- Task directions -
Restate the records in their entirety, word for word.

- Supplied information -
— begin —
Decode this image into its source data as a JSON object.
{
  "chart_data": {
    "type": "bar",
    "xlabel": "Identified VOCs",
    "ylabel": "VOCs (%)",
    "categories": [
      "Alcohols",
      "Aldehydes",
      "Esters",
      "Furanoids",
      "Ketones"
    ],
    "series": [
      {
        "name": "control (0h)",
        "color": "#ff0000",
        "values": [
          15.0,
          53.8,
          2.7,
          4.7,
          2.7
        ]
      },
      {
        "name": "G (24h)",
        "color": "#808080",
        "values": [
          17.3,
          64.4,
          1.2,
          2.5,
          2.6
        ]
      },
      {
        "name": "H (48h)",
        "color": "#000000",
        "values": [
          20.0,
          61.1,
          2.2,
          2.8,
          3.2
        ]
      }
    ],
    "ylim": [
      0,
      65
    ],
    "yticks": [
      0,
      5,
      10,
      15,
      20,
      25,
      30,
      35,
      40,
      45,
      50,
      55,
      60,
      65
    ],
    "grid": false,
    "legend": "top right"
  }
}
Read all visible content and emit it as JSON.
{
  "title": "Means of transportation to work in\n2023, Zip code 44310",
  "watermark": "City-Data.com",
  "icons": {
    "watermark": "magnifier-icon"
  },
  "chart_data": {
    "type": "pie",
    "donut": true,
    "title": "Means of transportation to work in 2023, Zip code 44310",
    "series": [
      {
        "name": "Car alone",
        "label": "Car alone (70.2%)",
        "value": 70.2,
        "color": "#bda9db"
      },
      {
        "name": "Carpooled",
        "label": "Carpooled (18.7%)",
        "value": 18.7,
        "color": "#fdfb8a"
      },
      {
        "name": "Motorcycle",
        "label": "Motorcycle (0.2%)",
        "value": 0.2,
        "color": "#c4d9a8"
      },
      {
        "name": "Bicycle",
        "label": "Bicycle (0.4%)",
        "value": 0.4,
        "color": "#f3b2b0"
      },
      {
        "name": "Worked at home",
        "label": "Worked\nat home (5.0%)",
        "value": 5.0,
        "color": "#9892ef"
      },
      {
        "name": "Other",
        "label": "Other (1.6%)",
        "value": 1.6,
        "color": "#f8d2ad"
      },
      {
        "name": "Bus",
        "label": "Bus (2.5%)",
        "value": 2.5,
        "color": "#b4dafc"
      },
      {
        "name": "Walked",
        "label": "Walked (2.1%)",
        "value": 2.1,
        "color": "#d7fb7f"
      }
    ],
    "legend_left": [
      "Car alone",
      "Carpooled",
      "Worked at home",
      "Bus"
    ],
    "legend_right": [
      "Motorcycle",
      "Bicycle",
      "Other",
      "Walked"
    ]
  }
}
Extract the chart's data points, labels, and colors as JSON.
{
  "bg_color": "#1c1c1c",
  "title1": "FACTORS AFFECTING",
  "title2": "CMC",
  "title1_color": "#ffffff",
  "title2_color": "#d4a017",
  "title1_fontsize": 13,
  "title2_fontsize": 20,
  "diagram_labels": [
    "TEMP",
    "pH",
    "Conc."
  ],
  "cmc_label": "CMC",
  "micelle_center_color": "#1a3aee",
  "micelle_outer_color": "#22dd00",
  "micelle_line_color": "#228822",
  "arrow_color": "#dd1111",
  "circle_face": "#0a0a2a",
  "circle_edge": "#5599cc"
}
— end —
- Result of this exercise -
Decode this image into its source data as a JSON object.
{
  "chart_data": {
    "type": "bar",
    "xlabel": "Identified VOCs",
    "ylabel": "VOCs (%)",
    "categories": [
      "Alcohols",
      "Aldehydes",
      "Esters",
      "Furanoids",
      "Ketones"
    ],
    "series": [
      {
        "name": "control (0h)",
        "color": "#ff0000",
        "values": [
          15.0,
          53.8,
          2.7,
          4.7,
          2.7
        ]
      },
      {
        "name": "G (24h)",
        "color": "#808080",
        "values": [
          17.3,
          64.4,
          1.2,
          2.5,
          2.6
        ]
      },
      {
        "name": "H (48h)",
        "color": "#000000",
        "values": [
          20.0,
          61.1,
          2.2,
          2.8,
          3.2
        ]
      }
    ],
    "ylim": [
      0,
      65
    ],
    "yticks": [
      0,
      5,
      10,
      15,
      20,
      25,
      30,
      35,
      40,
      45,
      50,
      55,
      60,
      65
    ],
    "grid": false,
    "legend": "top right"
  }
}
Read all visible content and emit it as JSON.
{
  "title": "Means of transportation to work in\n2023, Zip code 44310",
  "watermark": "City-Data.com",
  "icons": {
    "watermark": "magnifier-icon"
  },
  "chart_data": {
    "type": "pie",
    "donut": true,
    "title": "Means of transportation to work in 2023, Zip code 44310",
    "series": [
      {
        "name": "Car alone",
        "label": "Car alone (70.2%)",
        "value": 70.2,
        "color": "#bda9db"
      },
      {
        "name": "Carpooled",
        "label": "Carpooled (18.7%)",
        "value": 18.7,
        "color": "#fdfb8a"
      },
      {
        "name": "Motorcycle",
        "label": "Motorcycle (0.2%)",
        "value": 0.2,
        "color": "#c4d9a8"
      },
      {
        "name": "Bicycle",
        "label": "Bicycle (0.4%)",
        "value": 0.4,
        "color": "#f3b2b0"
      },
      {
        "name": "Worked at home",
        "label": "Worked\nat home (5.0%)",
        "value": 5.0,
        "color": "#9892ef"
      },
      {
        "name": "Other",
        "label": "Other (1.6%)",
        "value": 1.6,
        "color": "#f8d2ad"
      },
      {
        "name": "Bus",
        "label": "Bus (2.5%)",
        "value": 2.5,
        "color": "#b4dafc"
      },
      {
        "name": "Walked",
        "label": "Walked (2.1%)",
        "value": 2.1,
        "color": "#d7fb7f"
      }
    ],
    "legend_left": [
      "Car alone",
      "Carpooled",
      "Worked at home",
      "Bus"
    ],
    "legend_right": [
      "Motorcycle",
      "Bicycle",
      "Other",
      "Walked"
    ]
  }
}
Extract the chart's data points, labels, and colors as JSON.
{
  "bg_color": "#1c1c1c",
  "title1": "FACTORS AFFECTING",
  "title2": "CMC",
  "title1_color": "#ffffff",
  "title2_color": "#d4a017",
  "title1_fontsize": 13,
  "title2_fontsize": 20,
  "diagram_labels": [
    "TEMP",
    "pH",
    "Conc."
  ],
  "cmc_label": "CMC",
  "micelle_center_color": "#1a3aee",
  "micelle_outer_color": "#22dd00",
  "micelle_line_color": "#228822",
  "arrow_color": "#dd1111",
  "circle_face": "#0a0a2a",
  "circle_edge": "#5599cc"
}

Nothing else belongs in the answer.